== REQUEST ==
Render all of the material below as a numbered list, one line per item, with any blank lines left out.

== EXERCISE DATA ==
++++++++++
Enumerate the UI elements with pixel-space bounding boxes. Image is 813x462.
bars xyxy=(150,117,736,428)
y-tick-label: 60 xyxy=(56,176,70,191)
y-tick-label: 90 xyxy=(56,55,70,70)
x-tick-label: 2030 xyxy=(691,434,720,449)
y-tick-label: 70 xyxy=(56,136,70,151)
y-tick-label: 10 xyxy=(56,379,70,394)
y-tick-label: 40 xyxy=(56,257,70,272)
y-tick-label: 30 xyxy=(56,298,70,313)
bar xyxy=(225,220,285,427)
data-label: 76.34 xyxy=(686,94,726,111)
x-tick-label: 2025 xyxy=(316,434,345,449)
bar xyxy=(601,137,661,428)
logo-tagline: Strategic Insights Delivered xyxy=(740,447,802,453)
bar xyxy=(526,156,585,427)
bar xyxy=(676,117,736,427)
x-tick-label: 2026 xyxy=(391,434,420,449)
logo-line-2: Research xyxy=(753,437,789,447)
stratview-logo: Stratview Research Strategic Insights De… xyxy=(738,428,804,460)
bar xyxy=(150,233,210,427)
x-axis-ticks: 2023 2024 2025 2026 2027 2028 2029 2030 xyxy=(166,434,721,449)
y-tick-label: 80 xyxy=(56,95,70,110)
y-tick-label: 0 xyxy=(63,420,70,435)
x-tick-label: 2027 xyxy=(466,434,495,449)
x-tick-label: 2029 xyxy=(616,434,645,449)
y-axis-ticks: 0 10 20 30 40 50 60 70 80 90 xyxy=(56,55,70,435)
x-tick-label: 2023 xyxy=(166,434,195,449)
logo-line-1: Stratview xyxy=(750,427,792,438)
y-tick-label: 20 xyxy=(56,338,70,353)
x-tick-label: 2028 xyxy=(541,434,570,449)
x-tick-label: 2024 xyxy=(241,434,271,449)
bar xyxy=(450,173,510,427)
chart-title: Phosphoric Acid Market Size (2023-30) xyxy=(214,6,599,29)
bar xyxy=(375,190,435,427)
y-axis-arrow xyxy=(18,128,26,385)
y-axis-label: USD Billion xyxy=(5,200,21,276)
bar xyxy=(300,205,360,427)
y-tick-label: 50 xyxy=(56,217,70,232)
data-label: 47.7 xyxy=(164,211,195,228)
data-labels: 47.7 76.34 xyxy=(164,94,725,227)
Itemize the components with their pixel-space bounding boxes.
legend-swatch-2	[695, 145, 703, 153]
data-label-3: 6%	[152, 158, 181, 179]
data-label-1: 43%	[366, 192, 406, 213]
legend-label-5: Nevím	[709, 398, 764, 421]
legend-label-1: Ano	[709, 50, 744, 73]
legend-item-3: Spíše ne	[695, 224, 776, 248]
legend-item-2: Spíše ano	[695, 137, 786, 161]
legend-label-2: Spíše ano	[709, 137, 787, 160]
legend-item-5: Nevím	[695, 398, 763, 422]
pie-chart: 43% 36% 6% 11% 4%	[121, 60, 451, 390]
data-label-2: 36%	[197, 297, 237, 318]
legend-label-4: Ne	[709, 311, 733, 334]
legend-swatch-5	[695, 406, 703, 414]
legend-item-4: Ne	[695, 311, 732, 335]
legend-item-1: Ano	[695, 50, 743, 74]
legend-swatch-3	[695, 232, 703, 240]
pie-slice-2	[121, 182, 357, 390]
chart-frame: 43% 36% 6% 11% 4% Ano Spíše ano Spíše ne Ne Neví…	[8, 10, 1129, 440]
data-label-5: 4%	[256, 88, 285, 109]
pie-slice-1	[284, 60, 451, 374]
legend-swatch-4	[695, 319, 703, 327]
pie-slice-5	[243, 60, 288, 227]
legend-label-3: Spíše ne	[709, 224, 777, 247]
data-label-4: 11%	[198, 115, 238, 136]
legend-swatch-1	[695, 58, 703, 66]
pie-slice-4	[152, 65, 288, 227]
++++++++++
== TASK SOLUTION ==
1. Enumerate the UI elements with pixel-space bounding boxes. Image is 813x462.
2. bars xyxy=(150,117,736,428)
3. y-tick-label: 60 xyxy=(56,176,70,191)
4. y-tick-label: 90 xyxy=(56,55,70,70)
5. x-tick-label: 2030 xyxy=(691,434,720,449)
6. y-tick-label: 70 xyxy=(56,136,70,151)
7. y-tick-label: 10 xyxy=(56,379,70,394)
8. y-tick-label: 40 xyxy=(56,257,70,272)
9. y-tick-label: 30 xyxy=(56,298,70,313)
10. bar xyxy=(225,220,285,427)
11. data-label: 76.34 xyxy=(686,94,726,111)
12. x-tick-label: 2025 xyxy=(316,434,345,449)
13. bar xyxy=(601,137,661,428)
14. logo-tagline: Strategic Insights Delivered xyxy=(740,447,802,453)
15. bar xyxy=(526,156,585,427)
16. bar xyxy=(676,117,736,427)
17. x-tick-label: 2026 xyxy=(391,434,420,449)
18. logo-line-2: Research xyxy=(753,437,789,447)
19. stratview-logo: Stratview Research Strategic Insights De… xyxy=(738,428,804,460)
20. bar xyxy=(150,233,210,427)
21. x-axis-ticks: 2023 2024 2025 2026 2027 2028 2029 2030 xyxy=(166,434,721,449)
22. y-tick-label: 80 xyxy=(56,95,70,110)
23. y-tick-label: 0 xyxy=(63,420,70,435)
24. x-tick-label: 2027 xyxy=(466,434,495,449)
25. x-tick-label: 2029 xyxy=(616,434,645,449)
26. y-axis-ticks: 0 10 20 30 40 50 60 70 80 90 xyxy=(56,55,70,435)
27. x-tick-label: 2023 xyxy=(166,434,195,449)
28. logo-line-1: Stratview xyxy=(750,427,792,438)
29. y-tick-label: 20 xyxy=(56,338,70,353)
30. x-tick-label: 2028 xyxy=(541,434,570,449)
31. x-tick-label: 2024 xyxy=(241,434,271,449)
32. bar xyxy=(450,173,510,427)
33. chart-title: Phosphoric Acid Market Size (2023-30) xyxy=(214,6,599,29)
34. bar xyxy=(375,190,435,427)
35. y-axis-arrow xyxy=(18,128,26,385)
36. y-axis-label: USD Billion xyxy=(5,200,21,276)
37. bar xyxy=(300,205,360,427)
38. y-tick-label: 50 xyxy=(56,217,70,232)
39. data-label: 47.7 xyxy=(164,211,195,228)
40. data-labels: 47.7 76.34 xyxy=(164,94,725,227)
41. Itemize the components with their pixel-space bounding boxes.
42. legend-swatch-2	[695, 145, 703, 153]
43. data-label-3: 6%	[152, 158, 181, 179]
44. data-label-1: 43%	[366, 192, 406, 213]
45. legend-label-5: Nevím	[709, 398, 764, 421]
46. legend-label-1: Ano	[709, 50, 744, 73]
47. legend-item-3: Spíše ne	[695, 224, 776, 248]
48. legend-item-2: Spíše ano	[695, 137, 786, 161]
49. legend-label-2: Spíše ano	[709, 137, 787, 160]
50. legend-item-5: Nevím	[695, 398, 763, 422]
51. pie-chart: 43% 36% 6% 11% 4%	[121, 60, 451, 390]
52. data-label-2: 36%	[197, 297, 237, 318]
53. legend-label-4: Ne	[709, 311, 733, 334]
54. legend-swatch-5	[695, 406, 703, 414]
55. legend-item-4: Ne	[695, 311, 732, 335]
56. legend-item-1: Ano	[695, 50, 743, 74]
57. legend-swatch-3	[695, 232, 703, 240]
58. pie-slice-2	[121, 182, 357, 390]
59. chart-frame: 43% 36% 6% 11% 4% Ano Spíše ano Spíše ne Ne Neví…	[8, 10, 1129, 440]
60. data-label-5: 4%	[256, 88, 285, 109]
61. pie-slice-1	[284, 60, 451, 374]
62. legend-swatch-4	[695, 319, 703, 327]
63. pie-slice-5	[243, 60, 288, 227]
64. legend-label-3: Spíše ne	[709, 224, 777, 247]
65. data-label-4: 11%	[198, 115, 238, 136]
66. legend-swatch-1	[695, 58, 703, 66]
67. pie-slice-4	[152, 65, 288, 227]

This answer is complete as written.